Given information:
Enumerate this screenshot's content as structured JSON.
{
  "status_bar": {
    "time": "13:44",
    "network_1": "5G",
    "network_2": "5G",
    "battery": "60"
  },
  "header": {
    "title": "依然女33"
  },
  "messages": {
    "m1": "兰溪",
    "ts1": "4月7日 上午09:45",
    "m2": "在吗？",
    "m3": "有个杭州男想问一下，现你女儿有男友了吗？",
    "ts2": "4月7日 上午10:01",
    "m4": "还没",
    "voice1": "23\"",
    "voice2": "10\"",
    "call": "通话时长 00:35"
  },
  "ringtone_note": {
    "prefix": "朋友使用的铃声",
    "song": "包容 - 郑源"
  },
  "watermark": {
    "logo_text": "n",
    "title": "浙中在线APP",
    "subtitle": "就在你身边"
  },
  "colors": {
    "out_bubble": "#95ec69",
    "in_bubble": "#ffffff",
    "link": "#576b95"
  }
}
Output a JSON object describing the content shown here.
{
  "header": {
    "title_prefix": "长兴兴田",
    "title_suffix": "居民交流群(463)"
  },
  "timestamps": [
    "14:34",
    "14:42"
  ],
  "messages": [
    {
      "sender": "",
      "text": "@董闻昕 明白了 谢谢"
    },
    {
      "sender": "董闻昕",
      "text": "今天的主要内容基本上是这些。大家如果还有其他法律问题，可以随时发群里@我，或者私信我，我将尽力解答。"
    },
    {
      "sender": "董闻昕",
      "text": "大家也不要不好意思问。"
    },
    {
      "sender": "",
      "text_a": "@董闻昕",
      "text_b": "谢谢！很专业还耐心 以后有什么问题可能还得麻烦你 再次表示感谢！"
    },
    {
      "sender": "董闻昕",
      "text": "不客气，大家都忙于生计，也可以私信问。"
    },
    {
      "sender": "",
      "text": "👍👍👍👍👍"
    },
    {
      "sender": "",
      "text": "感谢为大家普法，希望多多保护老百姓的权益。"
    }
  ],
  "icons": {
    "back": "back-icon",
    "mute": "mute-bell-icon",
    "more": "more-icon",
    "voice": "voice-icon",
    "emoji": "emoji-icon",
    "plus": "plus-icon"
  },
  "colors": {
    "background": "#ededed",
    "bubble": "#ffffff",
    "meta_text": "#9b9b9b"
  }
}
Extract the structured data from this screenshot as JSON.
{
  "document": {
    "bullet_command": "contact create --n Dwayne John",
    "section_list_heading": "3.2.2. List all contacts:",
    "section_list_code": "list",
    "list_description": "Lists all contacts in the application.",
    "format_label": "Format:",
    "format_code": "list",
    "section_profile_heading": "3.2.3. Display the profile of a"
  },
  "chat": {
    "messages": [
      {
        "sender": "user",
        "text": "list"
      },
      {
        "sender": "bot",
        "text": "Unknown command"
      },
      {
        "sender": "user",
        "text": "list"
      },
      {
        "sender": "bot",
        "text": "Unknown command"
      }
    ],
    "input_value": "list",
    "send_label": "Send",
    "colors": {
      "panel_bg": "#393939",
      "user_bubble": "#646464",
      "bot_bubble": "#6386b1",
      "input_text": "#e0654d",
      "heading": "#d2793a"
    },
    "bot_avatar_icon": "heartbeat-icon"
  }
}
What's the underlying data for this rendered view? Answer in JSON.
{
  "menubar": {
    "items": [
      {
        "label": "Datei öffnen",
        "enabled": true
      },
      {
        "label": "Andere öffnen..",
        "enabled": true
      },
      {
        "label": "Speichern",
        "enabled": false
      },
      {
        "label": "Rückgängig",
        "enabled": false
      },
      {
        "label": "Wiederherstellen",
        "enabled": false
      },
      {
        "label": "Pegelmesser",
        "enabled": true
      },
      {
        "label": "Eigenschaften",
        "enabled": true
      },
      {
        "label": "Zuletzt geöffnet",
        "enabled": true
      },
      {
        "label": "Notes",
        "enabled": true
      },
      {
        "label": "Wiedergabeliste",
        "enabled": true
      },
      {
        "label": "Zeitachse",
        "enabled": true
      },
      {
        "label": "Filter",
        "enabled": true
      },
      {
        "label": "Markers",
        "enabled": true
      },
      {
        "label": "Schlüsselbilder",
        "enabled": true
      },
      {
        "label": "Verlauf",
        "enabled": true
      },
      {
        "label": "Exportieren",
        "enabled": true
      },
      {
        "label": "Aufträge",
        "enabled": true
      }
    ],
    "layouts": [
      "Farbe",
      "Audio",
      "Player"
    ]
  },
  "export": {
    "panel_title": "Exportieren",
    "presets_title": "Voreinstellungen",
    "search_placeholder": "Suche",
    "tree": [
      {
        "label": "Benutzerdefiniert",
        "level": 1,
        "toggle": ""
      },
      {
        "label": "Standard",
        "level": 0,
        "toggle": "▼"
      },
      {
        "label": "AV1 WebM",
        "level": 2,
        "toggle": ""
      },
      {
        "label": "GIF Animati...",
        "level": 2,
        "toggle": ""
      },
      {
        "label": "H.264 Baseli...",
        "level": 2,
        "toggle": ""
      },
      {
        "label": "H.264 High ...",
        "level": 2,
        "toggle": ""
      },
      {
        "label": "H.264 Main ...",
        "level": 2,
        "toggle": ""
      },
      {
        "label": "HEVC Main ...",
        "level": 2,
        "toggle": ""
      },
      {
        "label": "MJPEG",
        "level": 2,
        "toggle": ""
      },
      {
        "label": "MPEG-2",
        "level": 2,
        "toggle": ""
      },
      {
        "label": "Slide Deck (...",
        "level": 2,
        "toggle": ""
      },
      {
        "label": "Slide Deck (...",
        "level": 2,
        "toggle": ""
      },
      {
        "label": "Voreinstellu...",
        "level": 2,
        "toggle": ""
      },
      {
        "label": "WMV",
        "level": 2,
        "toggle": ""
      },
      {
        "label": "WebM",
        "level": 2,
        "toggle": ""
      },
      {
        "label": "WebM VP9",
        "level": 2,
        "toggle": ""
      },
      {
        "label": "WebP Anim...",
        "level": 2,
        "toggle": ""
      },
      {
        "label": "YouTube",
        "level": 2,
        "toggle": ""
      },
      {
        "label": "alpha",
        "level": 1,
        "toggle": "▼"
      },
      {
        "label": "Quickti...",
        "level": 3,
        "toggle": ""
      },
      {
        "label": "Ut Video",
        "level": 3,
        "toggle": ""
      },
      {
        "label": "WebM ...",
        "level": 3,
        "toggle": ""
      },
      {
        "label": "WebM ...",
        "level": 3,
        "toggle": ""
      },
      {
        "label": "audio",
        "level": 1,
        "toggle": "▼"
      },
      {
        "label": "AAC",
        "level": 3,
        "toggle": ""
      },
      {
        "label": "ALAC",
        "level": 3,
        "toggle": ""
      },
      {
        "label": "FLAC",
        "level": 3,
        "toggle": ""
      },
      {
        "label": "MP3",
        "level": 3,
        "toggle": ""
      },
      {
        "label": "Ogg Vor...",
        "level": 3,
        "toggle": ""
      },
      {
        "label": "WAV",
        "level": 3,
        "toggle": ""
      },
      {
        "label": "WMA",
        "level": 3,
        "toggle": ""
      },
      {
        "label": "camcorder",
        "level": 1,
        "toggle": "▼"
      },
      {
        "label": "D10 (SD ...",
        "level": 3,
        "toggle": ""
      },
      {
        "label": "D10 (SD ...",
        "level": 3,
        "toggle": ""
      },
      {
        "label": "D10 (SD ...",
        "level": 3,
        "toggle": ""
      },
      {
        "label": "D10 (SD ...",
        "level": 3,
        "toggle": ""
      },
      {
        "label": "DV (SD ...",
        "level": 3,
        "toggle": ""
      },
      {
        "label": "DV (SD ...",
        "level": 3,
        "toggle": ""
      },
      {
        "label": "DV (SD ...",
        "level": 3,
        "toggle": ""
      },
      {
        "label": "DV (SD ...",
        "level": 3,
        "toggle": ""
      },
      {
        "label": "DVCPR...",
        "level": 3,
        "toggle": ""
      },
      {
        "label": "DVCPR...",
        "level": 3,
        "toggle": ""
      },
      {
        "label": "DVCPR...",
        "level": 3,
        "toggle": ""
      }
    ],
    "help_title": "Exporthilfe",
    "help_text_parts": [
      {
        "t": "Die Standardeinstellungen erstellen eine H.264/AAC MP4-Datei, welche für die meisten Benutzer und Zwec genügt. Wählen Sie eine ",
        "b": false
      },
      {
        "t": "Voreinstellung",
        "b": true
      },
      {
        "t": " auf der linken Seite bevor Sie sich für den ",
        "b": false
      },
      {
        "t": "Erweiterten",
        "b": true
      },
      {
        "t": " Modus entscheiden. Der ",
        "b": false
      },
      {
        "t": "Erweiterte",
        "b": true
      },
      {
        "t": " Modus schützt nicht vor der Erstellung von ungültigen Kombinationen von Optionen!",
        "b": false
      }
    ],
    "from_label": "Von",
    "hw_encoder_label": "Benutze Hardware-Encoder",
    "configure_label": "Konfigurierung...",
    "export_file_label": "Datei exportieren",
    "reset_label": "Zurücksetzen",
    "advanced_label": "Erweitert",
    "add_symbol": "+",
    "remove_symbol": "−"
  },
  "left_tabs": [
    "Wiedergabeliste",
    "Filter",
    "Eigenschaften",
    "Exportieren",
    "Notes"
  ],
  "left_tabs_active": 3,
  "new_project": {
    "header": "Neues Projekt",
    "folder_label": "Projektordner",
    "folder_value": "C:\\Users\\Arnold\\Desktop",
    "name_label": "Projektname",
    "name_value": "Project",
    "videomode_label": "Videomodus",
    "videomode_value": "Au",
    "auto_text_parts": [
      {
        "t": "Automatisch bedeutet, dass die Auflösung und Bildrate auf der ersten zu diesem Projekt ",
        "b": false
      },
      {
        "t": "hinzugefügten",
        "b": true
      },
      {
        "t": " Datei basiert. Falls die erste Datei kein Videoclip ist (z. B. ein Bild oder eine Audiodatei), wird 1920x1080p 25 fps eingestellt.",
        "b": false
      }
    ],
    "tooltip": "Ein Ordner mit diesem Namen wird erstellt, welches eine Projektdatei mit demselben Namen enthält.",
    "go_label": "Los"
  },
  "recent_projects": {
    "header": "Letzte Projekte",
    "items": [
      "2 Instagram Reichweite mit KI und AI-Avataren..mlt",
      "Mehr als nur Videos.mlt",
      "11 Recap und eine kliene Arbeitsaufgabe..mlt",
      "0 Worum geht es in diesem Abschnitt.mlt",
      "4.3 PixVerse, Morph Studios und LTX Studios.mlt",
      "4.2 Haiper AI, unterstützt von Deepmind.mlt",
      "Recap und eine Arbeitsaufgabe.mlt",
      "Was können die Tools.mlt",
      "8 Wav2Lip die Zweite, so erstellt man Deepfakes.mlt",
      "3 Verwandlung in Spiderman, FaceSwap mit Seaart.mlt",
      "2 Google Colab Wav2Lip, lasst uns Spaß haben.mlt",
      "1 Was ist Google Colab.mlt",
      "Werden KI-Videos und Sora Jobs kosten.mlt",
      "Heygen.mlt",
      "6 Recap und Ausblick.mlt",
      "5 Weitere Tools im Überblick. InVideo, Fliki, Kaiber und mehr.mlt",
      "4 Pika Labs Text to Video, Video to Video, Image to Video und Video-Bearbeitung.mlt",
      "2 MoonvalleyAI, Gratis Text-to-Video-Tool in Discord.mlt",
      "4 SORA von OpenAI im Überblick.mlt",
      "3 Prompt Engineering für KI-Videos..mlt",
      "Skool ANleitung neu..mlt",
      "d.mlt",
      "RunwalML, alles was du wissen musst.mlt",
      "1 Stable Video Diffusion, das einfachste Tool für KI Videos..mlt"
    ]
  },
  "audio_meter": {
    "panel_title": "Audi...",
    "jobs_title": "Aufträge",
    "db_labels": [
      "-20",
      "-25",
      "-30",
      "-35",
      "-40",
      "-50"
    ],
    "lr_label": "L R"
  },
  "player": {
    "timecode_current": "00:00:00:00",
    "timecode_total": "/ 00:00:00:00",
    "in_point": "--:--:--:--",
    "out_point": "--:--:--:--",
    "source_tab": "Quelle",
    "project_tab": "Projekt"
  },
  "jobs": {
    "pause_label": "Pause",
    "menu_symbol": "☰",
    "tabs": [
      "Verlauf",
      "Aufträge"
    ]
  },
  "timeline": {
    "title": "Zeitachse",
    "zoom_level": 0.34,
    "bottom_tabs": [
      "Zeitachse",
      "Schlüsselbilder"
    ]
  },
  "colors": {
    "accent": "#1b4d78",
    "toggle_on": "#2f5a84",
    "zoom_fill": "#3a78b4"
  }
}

Problem: State how many lines in the records above contain the word "öffnen", giving only the number.

Written reply: 2